--- Start Source records ---

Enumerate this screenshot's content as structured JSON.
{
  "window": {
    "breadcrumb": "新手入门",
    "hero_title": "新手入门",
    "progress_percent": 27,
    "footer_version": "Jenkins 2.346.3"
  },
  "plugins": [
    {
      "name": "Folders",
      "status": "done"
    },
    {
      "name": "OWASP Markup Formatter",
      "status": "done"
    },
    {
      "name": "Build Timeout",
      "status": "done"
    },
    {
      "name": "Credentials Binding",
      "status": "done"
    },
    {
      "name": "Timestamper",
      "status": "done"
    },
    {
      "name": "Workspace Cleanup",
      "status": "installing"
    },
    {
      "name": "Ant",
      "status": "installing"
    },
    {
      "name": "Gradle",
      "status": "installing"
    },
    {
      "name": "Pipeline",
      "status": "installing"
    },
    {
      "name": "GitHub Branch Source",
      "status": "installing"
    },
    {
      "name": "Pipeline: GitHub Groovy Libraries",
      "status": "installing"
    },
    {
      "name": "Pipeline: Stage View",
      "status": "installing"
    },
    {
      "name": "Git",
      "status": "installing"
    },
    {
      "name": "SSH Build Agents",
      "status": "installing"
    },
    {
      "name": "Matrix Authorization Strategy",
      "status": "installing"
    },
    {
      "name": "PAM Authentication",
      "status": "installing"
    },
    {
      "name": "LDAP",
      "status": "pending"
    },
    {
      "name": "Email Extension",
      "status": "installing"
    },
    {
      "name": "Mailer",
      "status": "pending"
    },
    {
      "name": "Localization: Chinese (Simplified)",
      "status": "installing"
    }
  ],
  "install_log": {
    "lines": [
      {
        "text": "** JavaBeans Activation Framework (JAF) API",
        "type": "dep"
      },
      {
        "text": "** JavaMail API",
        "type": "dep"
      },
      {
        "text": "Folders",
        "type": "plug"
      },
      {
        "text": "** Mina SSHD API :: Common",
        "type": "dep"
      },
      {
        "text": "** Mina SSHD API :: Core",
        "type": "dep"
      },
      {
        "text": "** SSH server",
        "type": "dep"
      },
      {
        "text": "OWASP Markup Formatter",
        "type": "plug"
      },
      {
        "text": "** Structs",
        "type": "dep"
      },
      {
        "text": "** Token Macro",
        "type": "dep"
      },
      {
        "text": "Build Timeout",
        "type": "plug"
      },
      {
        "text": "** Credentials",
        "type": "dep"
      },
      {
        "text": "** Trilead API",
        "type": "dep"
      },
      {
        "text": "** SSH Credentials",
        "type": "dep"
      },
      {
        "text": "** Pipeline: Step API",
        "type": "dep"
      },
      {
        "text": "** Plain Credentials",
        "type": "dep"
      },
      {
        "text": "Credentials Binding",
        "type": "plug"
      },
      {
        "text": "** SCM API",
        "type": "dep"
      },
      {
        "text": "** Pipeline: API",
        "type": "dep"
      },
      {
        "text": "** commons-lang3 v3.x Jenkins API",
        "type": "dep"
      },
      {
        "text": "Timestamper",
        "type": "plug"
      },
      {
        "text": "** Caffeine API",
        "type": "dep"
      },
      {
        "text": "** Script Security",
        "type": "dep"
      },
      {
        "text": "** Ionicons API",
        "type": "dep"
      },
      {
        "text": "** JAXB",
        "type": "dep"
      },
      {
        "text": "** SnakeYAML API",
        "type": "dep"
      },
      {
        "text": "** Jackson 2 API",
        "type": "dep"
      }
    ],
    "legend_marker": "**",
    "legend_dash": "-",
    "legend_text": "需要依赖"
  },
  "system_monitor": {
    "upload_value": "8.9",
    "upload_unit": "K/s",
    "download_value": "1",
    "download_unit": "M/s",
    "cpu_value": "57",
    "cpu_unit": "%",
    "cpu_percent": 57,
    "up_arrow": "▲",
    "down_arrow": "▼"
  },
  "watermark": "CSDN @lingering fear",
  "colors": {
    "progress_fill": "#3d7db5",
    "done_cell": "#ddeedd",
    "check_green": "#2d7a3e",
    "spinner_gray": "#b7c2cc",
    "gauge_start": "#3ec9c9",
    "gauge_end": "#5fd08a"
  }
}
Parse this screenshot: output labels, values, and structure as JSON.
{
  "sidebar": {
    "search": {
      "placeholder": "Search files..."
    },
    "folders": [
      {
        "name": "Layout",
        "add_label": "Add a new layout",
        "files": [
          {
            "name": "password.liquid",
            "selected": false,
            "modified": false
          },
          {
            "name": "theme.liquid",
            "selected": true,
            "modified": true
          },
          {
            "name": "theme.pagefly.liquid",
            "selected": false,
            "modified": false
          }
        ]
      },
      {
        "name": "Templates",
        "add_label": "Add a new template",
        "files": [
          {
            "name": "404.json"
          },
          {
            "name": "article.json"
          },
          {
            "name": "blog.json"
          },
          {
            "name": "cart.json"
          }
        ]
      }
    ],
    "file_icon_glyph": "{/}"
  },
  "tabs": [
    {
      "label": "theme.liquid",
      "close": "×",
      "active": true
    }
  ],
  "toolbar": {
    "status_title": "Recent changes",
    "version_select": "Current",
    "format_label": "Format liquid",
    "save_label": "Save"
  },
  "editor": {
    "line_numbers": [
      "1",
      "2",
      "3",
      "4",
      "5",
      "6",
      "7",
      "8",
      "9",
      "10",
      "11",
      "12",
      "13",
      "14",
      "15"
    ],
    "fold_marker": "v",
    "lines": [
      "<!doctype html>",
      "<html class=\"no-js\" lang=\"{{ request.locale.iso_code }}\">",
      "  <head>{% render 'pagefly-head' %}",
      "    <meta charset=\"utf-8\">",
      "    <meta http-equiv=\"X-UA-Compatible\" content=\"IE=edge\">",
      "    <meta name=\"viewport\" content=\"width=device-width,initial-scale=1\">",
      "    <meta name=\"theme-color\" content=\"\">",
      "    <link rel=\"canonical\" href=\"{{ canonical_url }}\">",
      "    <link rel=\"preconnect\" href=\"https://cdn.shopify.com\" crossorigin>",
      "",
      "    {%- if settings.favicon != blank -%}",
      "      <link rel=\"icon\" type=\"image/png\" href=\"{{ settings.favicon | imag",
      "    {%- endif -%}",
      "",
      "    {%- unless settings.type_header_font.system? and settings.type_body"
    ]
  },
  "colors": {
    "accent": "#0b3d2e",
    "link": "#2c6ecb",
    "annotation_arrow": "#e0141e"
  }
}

--- End Source records ---

— Brief —
Print out all the entries precisely as written.

— Task result —
Enumerate this screenshot's content as structured JSON.
{
  "window": {
    "breadcrumb": "新手入门",
    "hero_title": "新手入门",
    "progress_percent": 27,
    "footer_version": "Jenkins 2.346.3"
  },
  "plugins": [
    {
      "name": "Folders",
      "status": "done"
    },
    {
      "name": "OWASP Markup Formatter",
      "status": "done"
    },
    {
      "name": "Build Timeout",
      "status": "done"
    },
    {
      "name": "Credentials Binding",
      "status": "done"
    },
    {
      "name": "Timestamper",
      "status": "done"
    },
    {
      "name": "Workspace Cleanup",
      "status": "installing"
    },
    {
      "name": "Ant",
      "status": "installing"
    },
    {
      "name": "Gradle",
      "status": "installing"
    },
    {
      "name": "Pipeline",
      "status": "installing"
    },
    {
      "name": "GitHub Branch Source",
      "status": "installing"
    },
    {
      "name": "Pipeline: GitHub Groovy Libraries",
      "status": "installing"
    },
    {
      "name": "Pipeline: Stage View",
      "status": "installing"
    },
    {
      "name": "Git",
      "status": "installing"
    },
    {
      "name": "SSH Build Agents",
      "status": "installing"
    },
    {
      "name": "Matrix Authorization Strategy",
      "status": "installing"
    },
    {
      "name": "PAM Authentication",
      "status": "installing"
    },
    {
      "name": "LDAP",
      "status": "pending"
    },
    {
      "name": "Email Extension",
      "status": "installing"
    },
    {
      "name": "Mailer",
      "status": "pending"
    },
    {
      "name": "Localization: Chinese (Simplified)",
      "status": "installing"
    }
  ],
  "install_log": {
    "lines": [
      {
        "text": "** JavaBeans Activation Framework (JAF) API",
        "type": "dep"
      },
      {
        "text": "** JavaMail API",
        "type": "dep"
      },
      {
        "text": "Folders",
        "type": "plug"
      },
      {
        "text": "** Mina SSHD API :: Common",
        "type": "dep"
      },
      {
        "text": "** Mina SSHD API :: Core",
        "type": "dep"
      },
      {
        "text": "** SSH server",
        "type": "dep"
      },
      {
        "text": "OWASP Markup Formatter",
        "type": "plug"
      },
      {
        "text": "** Structs",
        "type": "dep"
      },
      {
        "text": "** Token Macro",
        "type": "dep"
      },
      {
        "text": "Build Timeout",
        "type": "plug"
      },
      {
        "text": "** Credentials",
        "type": "dep"
      },
      {
        "text": "** Trilead API",
        "type": "dep"
      },
      {
        "text": "** SSH Credentials",
        "type": "dep"
      },
      {
        "text": "** Pipeline: Step API",
        "type": "dep"
      },
      {
        "text": "** Plain Credentials",
        "type": "dep"
      },
      {
        "text": "Credentials Binding",
        "type": "plug"
      },
      {
        "text": "** SCM API",
        "type": "dep"
      },
      {
        "text": "** Pipeline: API",
        "type": "dep"
      },
      {
        "text": "** commons-lang3 v3.x Jenkins API",
        "type": "dep"
      },
      {
        "text": "Timestamper",
        "type": "plug"
      },
      {
        "text": "** Caffeine API",
        "type": "dep"
      },
      {
        "text": "** Script Security",
        "type": "dep"
      },
      {
        "text": "** Ionicons API",
        "type": "dep"
      },
      {
        "text": "** JAXB",
        "type": "dep"
      },
      {
        "text": "** SnakeYAML API",
        "type": "dep"
      },
      {
        "text": "** Jackson 2 API",
        "type": "dep"
      }
    ],
    "legend_marker": "**",
    "legend_dash": "-",
    "legend_text": "需要依赖"
  },
  "system_monitor": {
    "upload_value": "8.9",
    "upload_unit": "K/s",
    "download_value": "1",
    "download_unit": "M/s",
    "cpu_value": "57",
    "cpu_unit": "%",
    "cpu_percent": 57,
    "up_arrow": "▲",
    "down_arrow": "▼"
  },
  "watermark": "CSDN @lingering fear",
  "colors": {
    "progress_fill": "#3d7db5",
    "done_cell": "#ddeedd",
    "check_green": "#2d7a3e",
    "spinner_gray": "#b7c2cc",
    "gauge_start": "#3ec9c9",
    "gauge_end": "#5fd08a"
  }
}
Parse this screenshot: output labels, values, and structure as JSON.
{
  "sidebar": {
    "search": {
      "placeholder": "Search files..."
    },
    "folders": [
      {
        "name": "Layout",
        "add_label": "Add a new layout",
        "files": [
          {
            "name": "password.liquid",
            "selected": false,
            "modified": false
          },
          {
            "name": "theme.liquid",
            "selected": true,
            "modified": true
          },
          {
            "name": "theme.pagefly.liquid",
            "selected": false,
            "modified": false
          }
        ]
      },
      {
        "name": "Templates",
        "add_label": "Add a new template",
        "files": [
          {
            "name": "404.json"
          },
          {
            "name": "article.json"
          },
          {
            "name": "blog.json"
          },
          {
            "name": "cart.json"
          }
        ]
      }
    ],
    "file_icon_glyph": "{/}"
  },
  "tabs": [
    {
      "label": "theme.liquid",
      "close": "×",
      "active": true
    }
  ],
  "toolbar": {
    "status_title": "Recent changes",
    "version_select": "Current",
    "format_label": "Format liquid",
    "save_label": "Save"
  },
  "editor": {
    "line_numbers": [
      "1",
      "2",
      "3",
      "4",
      "5",
      "6",
      "7",
      "8",
      "9",
      "10",
      "11",
      "12",
      "13",
      "14",
      "15"
    ],
    "fold_marker": "v",
    "lines": [
      "<!doctype html>",
      "<html class=\"no-js\" lang=\"{{ request.locale.iso_code }}\">",
      "  <head>{% render 'pagefly-head' %}",
      "    <meta charset=\"utf-8\">",
      "    <meta http-equiv=\"X-UA-Compatible\" content=\"IE=edge\">",
      "    <meta name=\"viewport\" content=\"width=device-width,initial-scale=1\">",
      "    <meta name=\"theme-color\" content=\"\">",
      "    <link rel=\"canonical\" href=\"{{ canonical_url }}\">",
      "    <link rel=\"preconnect\" href=\"https://cdn.shopify.com\" crossorigin>",
      "",
      "    {%- if settings.favicon != blank -%}",
      "      <link rel=\"icon\" type=\"image/png\" href=\"{{ settings.favicon | imag",
      "    {%- endif -%}",
      "",
      "    {%- unless settings.type_header_font.system? and settings.type_body"
    ]
  },
  "colors": {
    "accent": "#0b3d2e",
    "link": "#2c6ecb",
    "annotation_arrow": "#e0141e"
  }
}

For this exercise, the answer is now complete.